▶ Data excerpts

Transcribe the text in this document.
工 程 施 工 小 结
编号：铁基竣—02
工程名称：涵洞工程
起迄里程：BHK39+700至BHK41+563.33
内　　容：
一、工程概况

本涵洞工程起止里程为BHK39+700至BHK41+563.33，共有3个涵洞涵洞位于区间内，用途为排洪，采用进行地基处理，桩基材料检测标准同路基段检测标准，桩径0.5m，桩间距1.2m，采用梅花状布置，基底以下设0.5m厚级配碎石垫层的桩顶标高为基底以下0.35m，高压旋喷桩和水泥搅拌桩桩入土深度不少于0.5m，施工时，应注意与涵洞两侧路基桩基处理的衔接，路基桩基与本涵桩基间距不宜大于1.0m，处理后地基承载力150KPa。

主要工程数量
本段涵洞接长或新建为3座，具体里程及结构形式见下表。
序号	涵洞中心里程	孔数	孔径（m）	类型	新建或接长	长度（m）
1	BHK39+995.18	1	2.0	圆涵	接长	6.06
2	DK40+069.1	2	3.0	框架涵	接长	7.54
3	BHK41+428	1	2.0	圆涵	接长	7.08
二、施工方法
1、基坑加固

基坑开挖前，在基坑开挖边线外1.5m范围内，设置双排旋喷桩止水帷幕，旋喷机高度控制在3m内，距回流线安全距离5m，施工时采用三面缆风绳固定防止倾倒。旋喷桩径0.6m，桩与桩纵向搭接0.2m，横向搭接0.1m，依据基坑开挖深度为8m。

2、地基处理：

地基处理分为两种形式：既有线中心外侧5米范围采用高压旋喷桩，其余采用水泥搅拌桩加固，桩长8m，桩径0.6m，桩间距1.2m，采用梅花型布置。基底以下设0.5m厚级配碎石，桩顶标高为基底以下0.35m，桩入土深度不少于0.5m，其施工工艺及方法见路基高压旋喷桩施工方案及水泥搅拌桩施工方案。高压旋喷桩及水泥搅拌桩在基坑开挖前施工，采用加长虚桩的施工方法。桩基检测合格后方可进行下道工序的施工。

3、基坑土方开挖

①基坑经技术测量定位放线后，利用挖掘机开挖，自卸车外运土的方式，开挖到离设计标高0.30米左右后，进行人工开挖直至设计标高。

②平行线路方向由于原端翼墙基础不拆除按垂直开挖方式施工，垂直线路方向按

▶ Problem details
Copy out all of the records shown above exactly.

▶ Complete output
Transcribe the text in this document.
工 程 施 工 小 结
编号：铁基竣—02
工程名称：涵洞工程
起迄里程：BHK39+700至BHK41+563.33
内　　容：
一、工程概况

本涵洞工程起止里程为BHK39+700至BHK41+563.33，共有3个涵洞涵洞位于区间内，用途为排洪，采用进行地基处理，桩基材料检测标准同路基段检测标准，桩径0.5m，桩间距1.2m，采用梅花状布置，基底以下设0.5m厚级配碎石垫层的桩顶标高为基底以下0.35m，高压旋喷桩和水泥搅拌桩桩入土深度不少于0.5m，施工时，应注意与涵洞两侧路基桩基处理的衔接，路基桩基与本涵桩基间距不宜大于1.0m，处理后地基承载力150KPa。

主要工程数量
本段涵洞接长或新建为3座，具体里程及结构形式见下表。
序号	涵洞中心里程	孔数	孔径（m）	类型	新建或接长	长度（m）
1	BHK39+995.18	1	2.0	圆涵	接长	6.06
2	DK40+069.1	2	3.0	框架涵	接长	7.54
3	BHK41+428	1	2.0	圆涵	接长	7.08
二、施工方法
1、基坑加固

基坑开挖前，在基坑开挖边线外1.5m范围内，设置双排旋喷桩止水帷幕，旋喷机高度控制在3m内，距回流线安全距离5m，施工时采用三面缆风绳固定防止倾倒。旋喷桩径0.6m，桩与桩纵向搭接0.2m，横向搭接0.1m，依据基坑开挖深度为8m。

2、地基处理：

地基处理分为两种形式：既有线中心外侧5米范围采用高压旋喷桩，其余采用水泥搅拌桩加固，桩长8m，桩径0.6m，桩间距1.2m，采用梅花型布置。基底以下设0.5m厚级配碎石，桩顶标高为基底以下0.35m，桩入土深度不少于0.5m，其施工工艺及方法见路基高压旋喷桩施工方案及水泥搅拌桩施工方案。高压旋喷桩及水泥搅拌桩在基坑开挖前施工，采用加长虚桩的施工方法。桩基检测合格后方可进行下道工序的施工。

3、基坑土方开挖

①基坑经技术测量定位放线后，利用挖掘机开挖，自卸车外运土的方式，开挖到离设计标高0.30米左右后，进行人工开挖直至设计标高。

②平行线路方向由于原端翼墙基础不拆除按垂直开挖方式施工，垂直线路方向按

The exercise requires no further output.